Desafio a >>
Responda, com base na reportagem sobre Davi Kopenawa em Harvard, às perguntas abaixo.
(i) Quantas pessoas havia na plateia do auditório?
(ii) Qual é a idade de Kopenawa?
(iii) Segundo o que disse ao Valor, o que Kopenawa não veio pedir?

Em Harvard, líder indígena faz defesa das florestas

Valor Econômico, Brasil, p. A8 - 09/05/2019
Em Harvard, líder indígena faz defesa das florestas

Daniela Chiaretti

"Vocês talvez se perguntem porque estou aqui, fazendo essas demandas que vou fazer. Não pensem que estou fazendo à toa. Na minha casa as coisas não estão nada bem, não estão nada bem", disse o xamã Davi Kopenawa a uma plateia de 120 pessoas no auditório do Centro de Estudos Latino-Americanos David Rockfeller, da Universidade de Harvard, anteontem. O líder indígena seguiu: "Vou falar claramente aqui e não ficar me escondendo: não queremos mineração na nossa terra. Falo isso pelos ianomâmis, pelos ye'kuana e pelos outros povos da floresta".
Kopenawa, 63 anos, é líder do povo indígena que vem sendo alvo do presidente Jair Bolsonaro desde antes da eleição. Ele fez um pedido: "Me digam o que a mineração traz de bom. Só traz problema com a água, conflito social. Nós simplesmente não queremos isso. Vocês parecem tão poderosos, peço que proíbam mineração em terra indígena".
O xamã vem sendo constantemente ameaçado. Ele foi convidado por Harvard a participar de evento que reuniu os maiores cientistas e pesquisadores brasileiros sobre Amazônia e clima. "Não vim pedir esmola. Vim fazer um apelo, contar o que está acontecendo", disse ao Valor.

Dados exibidos >>
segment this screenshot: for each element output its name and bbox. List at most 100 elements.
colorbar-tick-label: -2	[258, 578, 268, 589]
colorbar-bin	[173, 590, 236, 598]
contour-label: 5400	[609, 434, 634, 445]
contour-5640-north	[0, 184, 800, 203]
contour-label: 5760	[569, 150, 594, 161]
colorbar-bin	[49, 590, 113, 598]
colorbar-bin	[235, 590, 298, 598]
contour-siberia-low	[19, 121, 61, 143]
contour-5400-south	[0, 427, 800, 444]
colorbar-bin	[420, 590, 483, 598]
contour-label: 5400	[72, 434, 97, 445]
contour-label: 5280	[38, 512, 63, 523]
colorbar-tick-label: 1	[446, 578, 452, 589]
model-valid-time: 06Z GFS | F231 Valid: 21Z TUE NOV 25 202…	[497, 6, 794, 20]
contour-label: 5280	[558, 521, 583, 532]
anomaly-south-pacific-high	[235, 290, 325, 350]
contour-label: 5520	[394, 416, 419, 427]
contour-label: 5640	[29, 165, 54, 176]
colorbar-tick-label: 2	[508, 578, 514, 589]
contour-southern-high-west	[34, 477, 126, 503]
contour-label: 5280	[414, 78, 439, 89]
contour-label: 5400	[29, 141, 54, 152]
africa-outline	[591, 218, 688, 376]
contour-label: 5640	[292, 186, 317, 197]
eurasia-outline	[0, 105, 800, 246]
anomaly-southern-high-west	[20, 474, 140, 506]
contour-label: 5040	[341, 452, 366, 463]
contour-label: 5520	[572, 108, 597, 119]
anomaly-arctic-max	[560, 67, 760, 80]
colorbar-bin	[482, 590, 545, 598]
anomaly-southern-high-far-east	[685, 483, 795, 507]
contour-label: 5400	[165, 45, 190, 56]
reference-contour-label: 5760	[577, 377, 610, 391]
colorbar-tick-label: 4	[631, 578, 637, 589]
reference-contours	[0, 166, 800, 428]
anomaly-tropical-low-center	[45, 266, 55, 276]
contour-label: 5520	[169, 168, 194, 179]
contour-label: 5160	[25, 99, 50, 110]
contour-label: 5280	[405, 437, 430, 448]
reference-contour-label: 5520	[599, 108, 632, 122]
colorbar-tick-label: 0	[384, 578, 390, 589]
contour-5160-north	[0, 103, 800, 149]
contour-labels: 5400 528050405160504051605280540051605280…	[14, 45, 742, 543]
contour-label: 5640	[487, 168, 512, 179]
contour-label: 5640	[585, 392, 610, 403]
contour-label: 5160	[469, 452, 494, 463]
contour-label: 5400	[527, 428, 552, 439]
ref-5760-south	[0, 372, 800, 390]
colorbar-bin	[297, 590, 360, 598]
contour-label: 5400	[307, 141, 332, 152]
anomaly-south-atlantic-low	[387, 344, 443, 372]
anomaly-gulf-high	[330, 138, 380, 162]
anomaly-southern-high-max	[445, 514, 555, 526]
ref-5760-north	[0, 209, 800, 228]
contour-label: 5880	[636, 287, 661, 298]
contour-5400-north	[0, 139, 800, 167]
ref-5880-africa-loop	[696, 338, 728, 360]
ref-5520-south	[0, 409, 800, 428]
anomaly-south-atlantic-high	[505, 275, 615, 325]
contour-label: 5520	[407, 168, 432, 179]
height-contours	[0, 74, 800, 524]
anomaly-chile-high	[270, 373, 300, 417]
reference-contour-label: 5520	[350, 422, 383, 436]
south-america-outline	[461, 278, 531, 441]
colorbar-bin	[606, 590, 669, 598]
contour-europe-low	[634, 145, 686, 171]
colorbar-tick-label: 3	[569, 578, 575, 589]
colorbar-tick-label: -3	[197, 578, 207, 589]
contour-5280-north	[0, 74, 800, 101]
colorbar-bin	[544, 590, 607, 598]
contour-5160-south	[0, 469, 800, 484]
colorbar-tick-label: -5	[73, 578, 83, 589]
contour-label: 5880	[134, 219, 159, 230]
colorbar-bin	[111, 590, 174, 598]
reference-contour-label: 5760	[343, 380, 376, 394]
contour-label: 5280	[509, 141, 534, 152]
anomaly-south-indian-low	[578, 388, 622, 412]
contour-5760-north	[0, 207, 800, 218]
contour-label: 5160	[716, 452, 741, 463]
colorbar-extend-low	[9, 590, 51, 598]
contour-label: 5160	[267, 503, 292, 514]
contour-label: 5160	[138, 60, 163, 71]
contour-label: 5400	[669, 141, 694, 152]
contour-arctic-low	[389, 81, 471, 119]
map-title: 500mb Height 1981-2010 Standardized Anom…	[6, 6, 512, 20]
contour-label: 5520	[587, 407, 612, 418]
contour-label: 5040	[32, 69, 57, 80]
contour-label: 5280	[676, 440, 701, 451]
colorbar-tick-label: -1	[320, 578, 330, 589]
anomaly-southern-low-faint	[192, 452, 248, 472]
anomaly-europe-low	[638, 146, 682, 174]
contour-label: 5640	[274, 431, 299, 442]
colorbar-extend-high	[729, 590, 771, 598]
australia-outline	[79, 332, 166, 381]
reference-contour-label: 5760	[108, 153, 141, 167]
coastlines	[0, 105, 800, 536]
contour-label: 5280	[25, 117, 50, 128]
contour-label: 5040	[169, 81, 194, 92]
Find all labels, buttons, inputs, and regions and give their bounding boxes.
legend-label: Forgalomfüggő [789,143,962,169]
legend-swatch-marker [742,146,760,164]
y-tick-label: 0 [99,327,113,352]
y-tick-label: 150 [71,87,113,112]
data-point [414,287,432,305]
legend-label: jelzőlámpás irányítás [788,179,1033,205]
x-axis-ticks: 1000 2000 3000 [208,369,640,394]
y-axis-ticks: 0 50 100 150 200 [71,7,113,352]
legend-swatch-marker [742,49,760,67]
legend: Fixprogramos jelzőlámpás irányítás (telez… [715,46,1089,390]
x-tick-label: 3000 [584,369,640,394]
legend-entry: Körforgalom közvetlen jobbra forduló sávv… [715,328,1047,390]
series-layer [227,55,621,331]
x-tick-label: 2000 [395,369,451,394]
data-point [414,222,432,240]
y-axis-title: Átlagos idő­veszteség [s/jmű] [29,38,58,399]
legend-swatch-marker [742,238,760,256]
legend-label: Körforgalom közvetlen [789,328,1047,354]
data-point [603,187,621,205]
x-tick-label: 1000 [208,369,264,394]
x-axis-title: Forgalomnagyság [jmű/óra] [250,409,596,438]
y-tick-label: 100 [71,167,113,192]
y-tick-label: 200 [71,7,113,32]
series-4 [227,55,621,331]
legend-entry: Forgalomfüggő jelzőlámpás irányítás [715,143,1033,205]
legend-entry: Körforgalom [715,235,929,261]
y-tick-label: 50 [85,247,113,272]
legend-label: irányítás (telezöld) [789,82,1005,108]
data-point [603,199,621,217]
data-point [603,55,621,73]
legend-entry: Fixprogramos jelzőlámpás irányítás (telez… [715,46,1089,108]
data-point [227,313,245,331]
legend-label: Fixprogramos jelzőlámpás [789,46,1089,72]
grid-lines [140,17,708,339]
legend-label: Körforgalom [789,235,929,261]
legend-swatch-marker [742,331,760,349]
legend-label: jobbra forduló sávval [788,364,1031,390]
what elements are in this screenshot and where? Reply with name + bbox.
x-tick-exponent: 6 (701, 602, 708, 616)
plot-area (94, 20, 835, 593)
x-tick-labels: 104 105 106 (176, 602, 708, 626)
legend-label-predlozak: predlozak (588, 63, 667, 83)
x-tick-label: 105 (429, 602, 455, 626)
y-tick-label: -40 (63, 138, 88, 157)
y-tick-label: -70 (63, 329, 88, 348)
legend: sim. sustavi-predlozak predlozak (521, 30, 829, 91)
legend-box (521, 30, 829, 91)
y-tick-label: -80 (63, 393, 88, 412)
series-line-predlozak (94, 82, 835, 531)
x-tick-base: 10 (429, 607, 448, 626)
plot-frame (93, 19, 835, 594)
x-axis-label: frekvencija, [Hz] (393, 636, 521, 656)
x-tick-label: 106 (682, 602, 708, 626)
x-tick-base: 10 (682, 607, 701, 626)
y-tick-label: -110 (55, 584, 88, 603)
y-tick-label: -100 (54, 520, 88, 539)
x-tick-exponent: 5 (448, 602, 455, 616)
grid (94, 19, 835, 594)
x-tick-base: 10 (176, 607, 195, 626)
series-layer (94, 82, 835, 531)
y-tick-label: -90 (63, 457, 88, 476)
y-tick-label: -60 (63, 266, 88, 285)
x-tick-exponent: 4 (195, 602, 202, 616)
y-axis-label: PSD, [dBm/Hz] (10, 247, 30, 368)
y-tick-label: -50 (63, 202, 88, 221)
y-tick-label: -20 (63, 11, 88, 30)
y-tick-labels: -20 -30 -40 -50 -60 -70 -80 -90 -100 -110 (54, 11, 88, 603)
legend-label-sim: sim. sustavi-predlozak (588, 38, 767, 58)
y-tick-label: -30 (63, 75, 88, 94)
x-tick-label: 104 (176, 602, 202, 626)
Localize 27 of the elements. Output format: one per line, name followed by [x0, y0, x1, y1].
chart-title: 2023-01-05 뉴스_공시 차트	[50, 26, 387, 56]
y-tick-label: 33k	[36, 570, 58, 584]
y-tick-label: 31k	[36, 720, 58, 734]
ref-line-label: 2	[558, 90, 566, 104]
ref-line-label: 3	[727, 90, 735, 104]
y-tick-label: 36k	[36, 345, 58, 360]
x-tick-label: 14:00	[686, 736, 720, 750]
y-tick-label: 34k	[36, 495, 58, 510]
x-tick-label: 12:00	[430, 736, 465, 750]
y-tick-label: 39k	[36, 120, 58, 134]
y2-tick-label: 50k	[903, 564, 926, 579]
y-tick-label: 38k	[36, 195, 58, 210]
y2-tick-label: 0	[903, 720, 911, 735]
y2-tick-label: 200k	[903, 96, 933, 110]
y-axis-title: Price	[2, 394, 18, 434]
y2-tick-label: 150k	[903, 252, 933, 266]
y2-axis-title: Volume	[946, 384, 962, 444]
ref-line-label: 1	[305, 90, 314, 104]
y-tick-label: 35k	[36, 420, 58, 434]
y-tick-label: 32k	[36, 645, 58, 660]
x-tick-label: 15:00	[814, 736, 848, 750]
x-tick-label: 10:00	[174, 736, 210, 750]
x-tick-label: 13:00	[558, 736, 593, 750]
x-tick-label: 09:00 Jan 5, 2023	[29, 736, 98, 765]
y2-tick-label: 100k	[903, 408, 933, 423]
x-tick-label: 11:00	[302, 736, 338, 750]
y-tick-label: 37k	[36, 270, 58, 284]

Desafio b >>
Altere nos registros o trecho que vai do início até a linha que contém "model-valid-time: 06Z GFS", inclusive, trocando "colorbar-bin" por "faixa-da-escala" e mantendo todo o resto igual. Apresente apenas essas linhas.

Resposta escrita a >>
(i) 120 pessoas.
(ii) 63 anos.
(iii) Esmola.

Resposta escrita b >>
segment this screenshot: for each element output its name and bbox. List at most 100 elements.
colorbar-tick-label: -2	[258, 578, 268, 589]
faixa-da-escala	[173, 590, 236, 598]
contour-label: 5400	[609, 434, 634, 445]
contour-5640-north	[0, 184, 800, 203]
contour-label: 5760	[569, 150, 594, 161]
faixa-da-escala	[49, 590, 113, 598]
faixa-da-escala	[235, 590, 298, 598]
contour-siberia-low	[19, 121, 61, 143]
contour-5400-south	[0, 427, 800, 444]
faixa-da-escala	[420, 590, 483, 598]
contour-label: 5400	[72, 434, 97, 445]
contour-label: 5280	[38, 512, 63, 523]
colorbar-tick-label: 1	[446, 578, 452, 589]
model-valid-time: 06Z GFS | F231 Valid: 21Z TUE NOV 25 202…	[497, 6, 794, 20]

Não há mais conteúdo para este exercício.